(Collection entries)
* * *
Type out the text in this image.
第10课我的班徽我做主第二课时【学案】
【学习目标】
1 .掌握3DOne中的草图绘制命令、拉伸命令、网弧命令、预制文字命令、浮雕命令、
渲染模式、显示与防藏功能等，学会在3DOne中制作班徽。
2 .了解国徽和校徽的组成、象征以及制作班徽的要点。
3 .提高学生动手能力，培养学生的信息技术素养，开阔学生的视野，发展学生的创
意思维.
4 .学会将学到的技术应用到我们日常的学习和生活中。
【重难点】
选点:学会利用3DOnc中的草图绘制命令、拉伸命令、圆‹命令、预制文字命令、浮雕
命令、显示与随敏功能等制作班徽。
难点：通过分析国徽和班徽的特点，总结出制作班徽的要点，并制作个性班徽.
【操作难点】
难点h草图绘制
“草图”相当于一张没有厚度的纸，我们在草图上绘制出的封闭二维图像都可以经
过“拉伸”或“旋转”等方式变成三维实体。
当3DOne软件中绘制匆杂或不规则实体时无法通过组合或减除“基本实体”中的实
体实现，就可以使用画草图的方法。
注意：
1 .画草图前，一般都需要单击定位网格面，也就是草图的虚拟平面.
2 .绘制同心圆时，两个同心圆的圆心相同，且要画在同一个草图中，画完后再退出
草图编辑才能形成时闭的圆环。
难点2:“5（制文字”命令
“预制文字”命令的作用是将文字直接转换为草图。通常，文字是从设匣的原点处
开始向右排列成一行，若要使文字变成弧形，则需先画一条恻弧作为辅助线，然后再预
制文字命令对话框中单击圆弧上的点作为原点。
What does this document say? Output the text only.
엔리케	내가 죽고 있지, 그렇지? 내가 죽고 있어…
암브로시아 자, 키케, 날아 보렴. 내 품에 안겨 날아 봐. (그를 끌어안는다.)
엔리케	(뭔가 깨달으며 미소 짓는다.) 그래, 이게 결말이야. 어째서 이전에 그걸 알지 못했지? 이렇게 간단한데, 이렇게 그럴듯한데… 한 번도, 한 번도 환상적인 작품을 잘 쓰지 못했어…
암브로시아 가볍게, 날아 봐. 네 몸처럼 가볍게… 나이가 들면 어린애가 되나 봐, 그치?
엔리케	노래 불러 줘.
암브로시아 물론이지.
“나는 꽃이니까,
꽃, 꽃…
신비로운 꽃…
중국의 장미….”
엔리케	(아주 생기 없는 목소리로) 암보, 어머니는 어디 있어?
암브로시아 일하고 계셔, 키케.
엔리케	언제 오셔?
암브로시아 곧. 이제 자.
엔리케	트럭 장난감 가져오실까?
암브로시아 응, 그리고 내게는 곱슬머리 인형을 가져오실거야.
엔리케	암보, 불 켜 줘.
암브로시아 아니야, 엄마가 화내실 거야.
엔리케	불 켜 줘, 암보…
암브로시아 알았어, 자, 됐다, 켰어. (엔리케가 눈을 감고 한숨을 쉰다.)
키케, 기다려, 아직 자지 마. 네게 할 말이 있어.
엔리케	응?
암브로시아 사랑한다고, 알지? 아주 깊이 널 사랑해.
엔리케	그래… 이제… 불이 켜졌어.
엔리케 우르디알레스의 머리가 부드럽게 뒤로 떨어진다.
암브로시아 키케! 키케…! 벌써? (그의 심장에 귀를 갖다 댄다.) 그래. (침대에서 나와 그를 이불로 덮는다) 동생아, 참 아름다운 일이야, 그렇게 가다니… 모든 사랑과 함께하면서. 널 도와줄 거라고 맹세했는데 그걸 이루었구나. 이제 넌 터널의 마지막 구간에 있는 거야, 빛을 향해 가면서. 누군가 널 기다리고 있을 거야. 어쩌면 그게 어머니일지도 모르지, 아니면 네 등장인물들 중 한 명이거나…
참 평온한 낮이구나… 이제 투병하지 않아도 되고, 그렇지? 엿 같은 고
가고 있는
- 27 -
* * *
*The request*.
Your task is to repeat the data exactly, with nothing left out.

*Full output*.
Type out the text in this image.
第10课我的班徽我做主第二课时【学案】
【学习目标】
1 .掌握3DOne中的草图绘制命令、拉伸命令、网弧命令、预制文字命令、浮雕命令、
渲染模式、显示与防藏功能等，学会在3DOne中制作班徽。
2 .了解国徽和校徽的组成、象征以及制作班徽的要点。
3 .提高学生动手能力，培养学生的信息技术素养，开阔学生的视野，发展学生的创
意思维.
4 .学会将学到的技术应用到我们日常的学习和生活中。
【重难点】
选点:学会利用3DOnc中的草图绘制命令、拉伸命令、圆‹命令、预制文字命令、浮雕
命令、显示与随敏功能等制作班徽。
难点：通过分析国徽和班徽的特点，总结出制作班徽的要点，并制作个性班徽.
【操作难点】
难点h草图绘制
“草图”相当于一张没有厚度的纸，我们在草图上绘制出的封闭二维图像都可以经
过“拉伸”或“旋转”等方式变成三维实体。
当3DOne软件中绘制匆杂或不规则实体时无法通过组合或减除“基本实体”中的实
体实现，就可以使用画草图的方法。
注意：
1 .画草图前，一般都需要单击定位网格面，也就是草图的虚拟平面.
2 .绘制同心圆时，两个同心圆的圆心相同，且要画在同一个草图中，画完后再退出
草图编辑才能形成时闭的圆环。
难点2:“5（制文字”命令
“预制文字”命令的作用是将文字直接转换为草图。通常，文字是从设匣的原点处
开始向右排列成一行，若要使文字变成弧形，则需先画一条恻弧作为辅助线，然后再预
制文字命令对话框中单击圆弧上的点作为原点。
What does this document say? Output the text only.
엔리케	내가 죽고 있지, 그렇지? 내가 죽고 있어…
암브로시아 자, 키케, 날아 보렴. 내 품에 안겨 날아 봐. (그를 끌어안는다.)
엔리케	(뭔가 깨달으며 미소 짓는다.) 그래, 이게 결말이야. 어째서 이전에 그걸 알지 못했지? 이렇게 간단한데, 이렇게 그럴듯한데… 한 번도, 한 번도 환상적인 작품을 잘 쓰지 못했어…
암브로시아 가볍게, 날아 봐. 네 몸처럼 가볍게… 나이가 들면 어린애가 되나 봐, 그치?
엔리케	노래 불러 줘.
암브로시아 물론이지.
“나는 꽃이니까,
꽃, 꽃…
신비로운 꽃…
중국의 장미….”
엔리케	(아주 생기 없는 목소리로) 암보, 어머니는 어디 있어?
암브로시아 일하고 계셔, 키케.
엔리케	언제 오셔?
암브로시아 곧. 이제 자.
엔리케	트럭 장난감 가져오실까?
암브로시아 응, 그리고 내게는 곱슬머리 인형을 가져오실거야.
엔리케	암보, 불 켜 줘.
암브로시아 아니야, 엄마가 화내실 거야.
엔리케	불 켜 줘, 암보…
암브로시아 알았어, 자, 됐다, 켰어. (엔리케가 눈을 감고 한숨을 쉰다.)
키케, 기다려, 아직 자지 마. 네게 할 말이 있어.
엔리케	응?
암브로시아 사랑한다고, 알지? 아주 깊이 널 사랑해.
엔리케	그래… 이제… 불이 켜졌어.
엔리케 우르디알레스의 머리가 부드럽게 뒤로 떨어진다.
암브로시아 키케! 키케…! 벌써? (그의 심장에 귀를 갖다 댄다.) 그래. (침대에서 나와 그를 이불로 덮는다) 동생아, 참 아름다운 일이야, 그렇게 가다니… 모든 사랑과 함께하면서. 널 도와줄 거라고 맹세했는데 그걸 이루었구나. 이제 넌 터널의 마지막 구간에 있는 거야, 빛을 향해 가면서. 누군가 널 기다리고 있을 거야. 어쩌면 그게 어머니일지도 모르지, 아니면 네 등장인물들 중 한 명이거나…
참 평온한 낮이구나… 이제 투병하지 않아도 되고, 그렇지? 엿 같은 고
가고 있는
- 27 -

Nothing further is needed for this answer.